▸ Written request
Copy every line that holds "Mary".

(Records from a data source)
-- BEGIN --

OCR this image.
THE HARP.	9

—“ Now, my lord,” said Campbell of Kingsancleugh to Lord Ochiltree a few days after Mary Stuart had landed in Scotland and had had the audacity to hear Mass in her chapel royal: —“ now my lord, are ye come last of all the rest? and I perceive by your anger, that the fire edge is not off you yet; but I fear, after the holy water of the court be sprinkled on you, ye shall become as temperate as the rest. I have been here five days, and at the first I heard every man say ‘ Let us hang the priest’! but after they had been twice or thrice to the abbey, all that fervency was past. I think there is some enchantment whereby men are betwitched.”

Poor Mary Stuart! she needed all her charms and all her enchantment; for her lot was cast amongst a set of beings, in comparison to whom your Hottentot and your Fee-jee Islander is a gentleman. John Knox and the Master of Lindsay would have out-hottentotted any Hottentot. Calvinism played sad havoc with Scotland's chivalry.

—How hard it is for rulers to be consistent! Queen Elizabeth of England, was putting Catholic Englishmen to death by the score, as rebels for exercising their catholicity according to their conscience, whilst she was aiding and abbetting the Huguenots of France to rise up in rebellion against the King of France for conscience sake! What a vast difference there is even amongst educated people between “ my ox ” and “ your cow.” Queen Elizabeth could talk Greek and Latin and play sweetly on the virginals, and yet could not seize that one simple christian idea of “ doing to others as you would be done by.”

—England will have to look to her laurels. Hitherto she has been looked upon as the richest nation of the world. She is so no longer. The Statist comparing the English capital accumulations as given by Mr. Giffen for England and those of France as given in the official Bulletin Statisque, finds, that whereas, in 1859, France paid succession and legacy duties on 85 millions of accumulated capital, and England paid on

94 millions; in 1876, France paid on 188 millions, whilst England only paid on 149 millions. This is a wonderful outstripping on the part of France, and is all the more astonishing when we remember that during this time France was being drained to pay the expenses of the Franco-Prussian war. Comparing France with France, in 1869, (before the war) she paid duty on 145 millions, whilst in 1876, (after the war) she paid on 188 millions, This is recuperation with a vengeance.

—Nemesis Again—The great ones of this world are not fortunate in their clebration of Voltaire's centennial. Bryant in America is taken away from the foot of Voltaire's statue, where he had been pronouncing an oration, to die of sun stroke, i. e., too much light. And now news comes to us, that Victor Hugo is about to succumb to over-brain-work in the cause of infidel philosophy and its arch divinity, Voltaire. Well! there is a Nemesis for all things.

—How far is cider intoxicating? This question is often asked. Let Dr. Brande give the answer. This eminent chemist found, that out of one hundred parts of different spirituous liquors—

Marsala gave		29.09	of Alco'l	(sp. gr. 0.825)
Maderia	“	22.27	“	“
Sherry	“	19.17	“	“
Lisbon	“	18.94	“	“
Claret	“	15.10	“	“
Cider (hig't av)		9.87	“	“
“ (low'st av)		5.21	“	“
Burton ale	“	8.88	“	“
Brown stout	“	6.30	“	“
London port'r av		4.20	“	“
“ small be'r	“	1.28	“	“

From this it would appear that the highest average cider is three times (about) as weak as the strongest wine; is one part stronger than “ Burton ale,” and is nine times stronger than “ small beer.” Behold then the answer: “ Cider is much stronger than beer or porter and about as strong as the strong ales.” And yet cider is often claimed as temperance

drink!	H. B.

-- END --

▸ Task output
—“ Now, my lord,” said Campbell of Kingsancleugh to Lord Ochiltree a few days after Mary Stuart had landed in Scotland and had had the audacity to hear Mass in her chapel royal: —“ now my lord, are ye come last of all the rest? and I perceive by your anger, that the fire edge is not off you yet; but I fear, after the holy water of the court be sprinkled on you, ye shall become as temperate as the rest. I have been here five days, and at the first I heard every man say ‘ Let us hang the priest’! but after they had been twice or thrice to the abbey, all that fervency was past. I think there is some enchantment whereby men are betwitched.”
Poor Mary Stuart! she needed all her charms and all her enchantment; for her lot was cast amongst a set of beings, in comparison to whom your Hottentot and your Fee-jee Islander is a gentleman. John Knox and the Master of Lindsay would have out-hottentotted any Hottentot. Calvinism played sad havoc with Scotland's chivalry.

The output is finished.